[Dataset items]
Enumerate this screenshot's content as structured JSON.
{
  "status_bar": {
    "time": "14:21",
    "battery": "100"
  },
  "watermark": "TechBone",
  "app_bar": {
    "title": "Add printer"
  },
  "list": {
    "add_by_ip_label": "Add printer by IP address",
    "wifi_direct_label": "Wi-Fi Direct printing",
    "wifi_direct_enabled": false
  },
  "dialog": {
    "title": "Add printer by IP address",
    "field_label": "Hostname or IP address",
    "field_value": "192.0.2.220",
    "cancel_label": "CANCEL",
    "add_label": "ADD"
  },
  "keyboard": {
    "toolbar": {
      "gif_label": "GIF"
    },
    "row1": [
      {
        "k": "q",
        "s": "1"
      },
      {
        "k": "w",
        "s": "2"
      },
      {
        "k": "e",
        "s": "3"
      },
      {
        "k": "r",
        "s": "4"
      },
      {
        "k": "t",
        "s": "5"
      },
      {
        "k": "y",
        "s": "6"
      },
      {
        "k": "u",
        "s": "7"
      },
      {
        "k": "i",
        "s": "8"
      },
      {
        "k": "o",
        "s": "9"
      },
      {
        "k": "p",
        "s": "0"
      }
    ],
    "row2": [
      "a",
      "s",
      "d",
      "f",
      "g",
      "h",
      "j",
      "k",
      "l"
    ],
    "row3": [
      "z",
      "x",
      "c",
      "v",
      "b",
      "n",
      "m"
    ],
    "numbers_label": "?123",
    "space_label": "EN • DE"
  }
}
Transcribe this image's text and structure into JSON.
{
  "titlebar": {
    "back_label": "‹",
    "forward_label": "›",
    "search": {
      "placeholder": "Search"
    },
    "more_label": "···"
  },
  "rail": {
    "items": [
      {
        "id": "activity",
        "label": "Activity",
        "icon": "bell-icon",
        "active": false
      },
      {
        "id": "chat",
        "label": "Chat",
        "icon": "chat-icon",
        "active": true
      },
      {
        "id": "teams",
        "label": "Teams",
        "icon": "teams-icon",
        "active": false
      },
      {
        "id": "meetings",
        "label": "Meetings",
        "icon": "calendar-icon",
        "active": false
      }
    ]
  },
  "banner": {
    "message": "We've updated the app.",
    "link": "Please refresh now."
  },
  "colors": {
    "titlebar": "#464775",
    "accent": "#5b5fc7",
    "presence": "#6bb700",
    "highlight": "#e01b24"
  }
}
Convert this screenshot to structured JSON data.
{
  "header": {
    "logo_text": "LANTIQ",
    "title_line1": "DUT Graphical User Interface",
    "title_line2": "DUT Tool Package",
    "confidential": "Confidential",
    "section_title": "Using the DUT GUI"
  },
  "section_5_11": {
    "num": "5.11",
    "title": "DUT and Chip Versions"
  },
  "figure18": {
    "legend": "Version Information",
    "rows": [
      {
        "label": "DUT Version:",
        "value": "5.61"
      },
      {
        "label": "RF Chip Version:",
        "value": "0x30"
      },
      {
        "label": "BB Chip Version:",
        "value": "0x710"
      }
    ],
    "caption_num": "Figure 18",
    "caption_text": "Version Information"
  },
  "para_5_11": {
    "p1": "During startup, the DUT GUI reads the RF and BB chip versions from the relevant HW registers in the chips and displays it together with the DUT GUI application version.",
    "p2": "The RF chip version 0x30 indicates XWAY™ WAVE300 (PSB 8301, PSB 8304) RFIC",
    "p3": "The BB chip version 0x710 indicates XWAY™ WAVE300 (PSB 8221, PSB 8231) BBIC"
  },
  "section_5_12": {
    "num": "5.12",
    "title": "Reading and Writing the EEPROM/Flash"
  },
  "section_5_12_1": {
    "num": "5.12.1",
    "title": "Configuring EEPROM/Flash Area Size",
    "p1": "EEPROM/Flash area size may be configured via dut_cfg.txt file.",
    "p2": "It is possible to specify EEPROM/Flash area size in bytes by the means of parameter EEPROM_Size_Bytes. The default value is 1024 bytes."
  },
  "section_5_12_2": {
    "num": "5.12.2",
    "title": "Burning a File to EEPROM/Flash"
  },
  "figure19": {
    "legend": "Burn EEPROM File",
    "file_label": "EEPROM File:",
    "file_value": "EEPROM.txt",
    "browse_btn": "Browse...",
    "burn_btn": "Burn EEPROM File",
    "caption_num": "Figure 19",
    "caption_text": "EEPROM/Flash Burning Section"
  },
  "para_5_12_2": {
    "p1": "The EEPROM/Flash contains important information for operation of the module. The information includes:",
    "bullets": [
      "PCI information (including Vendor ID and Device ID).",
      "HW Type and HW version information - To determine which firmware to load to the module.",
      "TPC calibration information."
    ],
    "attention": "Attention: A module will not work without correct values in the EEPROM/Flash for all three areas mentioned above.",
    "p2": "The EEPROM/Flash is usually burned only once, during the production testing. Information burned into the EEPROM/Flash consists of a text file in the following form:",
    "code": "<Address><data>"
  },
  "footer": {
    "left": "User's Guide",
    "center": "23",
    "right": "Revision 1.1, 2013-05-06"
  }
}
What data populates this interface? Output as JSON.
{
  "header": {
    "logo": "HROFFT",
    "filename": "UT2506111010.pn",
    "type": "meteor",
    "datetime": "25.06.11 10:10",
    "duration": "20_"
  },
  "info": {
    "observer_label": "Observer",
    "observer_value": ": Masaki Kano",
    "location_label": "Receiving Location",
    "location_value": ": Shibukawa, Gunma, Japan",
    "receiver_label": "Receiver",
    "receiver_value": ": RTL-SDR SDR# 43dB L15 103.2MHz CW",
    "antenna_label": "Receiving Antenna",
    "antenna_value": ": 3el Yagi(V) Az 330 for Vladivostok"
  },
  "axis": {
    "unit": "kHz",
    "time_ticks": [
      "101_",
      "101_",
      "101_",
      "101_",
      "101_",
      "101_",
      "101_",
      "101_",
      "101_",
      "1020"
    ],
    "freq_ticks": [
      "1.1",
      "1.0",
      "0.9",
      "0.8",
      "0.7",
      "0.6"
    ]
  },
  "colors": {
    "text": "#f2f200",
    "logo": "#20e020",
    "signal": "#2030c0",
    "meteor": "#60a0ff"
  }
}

• **Brief**: Write each line above out exactly.

• **Expected answer**:
Enumerate this screenshot's content as structured JSON.
{
  "status_bar": {
    "time": "14:21",
    "battery": "100"
  },
  "watermark": "TechBone",
  "app_bar": {
    "title": "Add printer"
  },
  "list": {
    "add_by_ip_label": "Add printer by IP address",
    "wifi_direct_label": "Wi-Fi Direct printing",
    "wifi_direct_enabled": false
  },
  "dialog": {
    "title": "Add printer by IP address",
    "field_label": "Hostname or IP address",
    "field_value": "192.0.2.220",
    "cancel_label": "CANCEL",
    "add_label": "ADD"
  },
  "keyboard": {
    "toolbar": {
      "gif_label": "GIF"
    },
    "row1": [
      {
        "k": "q",
        "s": "1"
      },
      {
        "k": "w",
        "s": "2"
      },
      {
        "k": "e",
        "s": "3"
      },
      {
        "k": "r",
        "s": "4"
      },
      {
        "k": "t",
        "s": "5"
      },
      {
        "k": "y",
        "s": "6"
      },
      {
        "k": "u",
        "s": "7"
      },
      {
        "k": "i",
        "s": "8"
      },
      {
        "k": "o",
        "s": "9"
      },
      {
        "k": "p",
        "s": "0"
      }
    ],
    "row2": [
      "a",
      "s",
      "d",
      "f",
      "g",
      "h",
      "j",
      "k",
      "l"
    ],
    "row3": [
      "z",
      "x",
      "c",
      "v",
      "b",
      "n",
      "m"
    ],
    "numbers_label": "?123",
    "space_label": "EN • DE"
  }
}
Transcribe this image's text and structure into JSON.
{
  "titlebar": {
    "back_label": "‹",
    "forward_label": "›",
    "search": {
      "placeholder": "Search"
    },
    "more_label": "···"
  },
  "rail": {
    "items": [
      {
        "id": "activity",
        "label": "Activity",
        "icon": "bell-icon",
        "active": false
      },
      {
        "id": "chat",
        "label": "Chat",
        "icon": "chat-icon",
        "active": true
      },
      {
        "id": "teams",
        "label": "Teams",
        "icon": "teams-icon",
        "active": false
      },
      {
        "id": "meetings",
        "label": "Meetings",
        "icon": "calendar-icon",
        "active": false
      }
    ]
  },
  "banner": {
    "message": "We've updated the app.",
    "link": "Please refresh now."
  },
  "colors": {
    "titlebar": "#464775",
    "accent": "#5b5fc7",
    "presence": "#6bb700",
    "highlight": "#e01b24"
  }
}
Convert this screenshot to structured JSON data.
{
  "header": {
    "logo_text": "LANTIQ",
    "title_line1": "DUT Graphical User Interface",
    "title_line2": "DUT Tool Package",
    "confidential": "Confidential",
    "section_title": "Using the DUT GUI"
  },
  "section_5_11": {
    "num": "5.11",
    "title": "DUT and Chip Versions"
  },
  "figure18": {
    "legend": "Version Information",
    "rows": [
      {
        "label": "DUT Version:",
        "value": "5.61"
      },
      {
        "label": "RF Chip Version:",
        "value": "0x30"
      },
      {
        "label": "BB Chip Version:",
        "value": "0x710"
      }
    ],
    "caption_num": "Figure 18",
    "caption_text": "Version Information"
  },
  "para_5_11": {
    "p1": "During startup, the DUT GUI reads the RF and BB chip versions from the relevant HW registers in the chips and displays it together with the DUT GUI application version.",
    "p2": "The RF chip version 0x30 indicates XWAY™ WAVE300 (PSB 8301, PSB 8304) RFIC",
    "p3": "The BB chip version 0x710 indicates XWAY™ WAVE300 (PSB 8221, PSB 8231) BBIC"
  },
  "section_5_12": {
    "num": "5.12",
    "title": "Reading and Writing the EEPROM/Flash"
  },
  "section_5_12_1": {
    "num": "5.12.1",
    "title": "Configuring EEPROM/Flash Area Size",
    "p1": "EEPROM/Flash area size may be configured via dut_cfg.txt file.",
    "p2": "It is possible to specify EEPROM/Flash area size in bytes by the means of parameter EEPROM_Size_Bytes. The default value is 1024 bytes."
  },
  "section_5_12_2": {
    "num": "5.12.2",
    "title": "Burning a File to EEPROM/Flash"
  },
  "figure19": {
    "legend": "Burn EEPROM File",
    "file_label": "EEPROM File:",
    "file_value": "EEPROM.txt",
    "browse_btn": "Browse...",
    "burn_btn": "Burn EEPROM File",
    "caption_num": "Figure 19",
    "caption_text": "EEPROM/Flash Burning Section"
  },
  "para_5_12_2": {
    "p1": "The EEPROM/Flash contains important information for operation of the module. The information includes:",
    "bullets": [
      "PCI information (including Vendor ID and Device ID).",
      "HW Type and HW version information - To determine which firmware to load to the module.",
      "TPC calibration information."
    ],
    "attention": "Attention: A module will not work without correct values in the EEPROM/Flash for all three areas mentioned above.",
    "p2": "The EEPROM/Flash is usually burned only once, during the production testing. Information burned into the EEPROM/Flash consists of a text file in the following form:",
    "code": "<Address><data>"
  },
  "footer": {
    "left": "User's Guide",
    "center": "23",
    "right": "Revision 1.1, 2013-05-06"
  }
}
What data populates this interface? Output as JSON.
{
  "header": {
    "logo": "HROFFT",
    "filename": "UT2506111010.pn",
    "type": "meteor",
    "datetime": "25.06.11 10:10",
    "duration": "20_"
  },
  "info": {
    "observer_label": "Observer",
    "observer_value": ": Masaki Kano",
    "location_label": "Receiving Location",
    "location_value": ": Shibukawa, Gunma, Japan",
    "receiver_label": "Receiver",
    "receiver_value": ": RTL-SDR SDR# 43dB L15 103.2MHz CW",
    "antenna_label": "Receiving Antenna",
    "antenna_value": ": 3el Yagi(V) Az 330 for Vladivostok"
  },
  "axis": {
    "unit": "kHz",
    "time_ticks": [
      "101_",
      "101_",
      "101_",
      "101_",
      "101_",
      "101_",
      "101_",
      "101_",
      "101_",
      "1020"
    ],
    "freq_ticks": [
      "1.1",
      "1.0",
      "0.9",
      "0.8",
      "0.7",
      "0.6"
    ]
  },
  "colors": {
    "text": "#f2f200",
    "logo": "#20e020",
    "signal": "#2030c0",
    "meteor": "#60a0ff"
  }
}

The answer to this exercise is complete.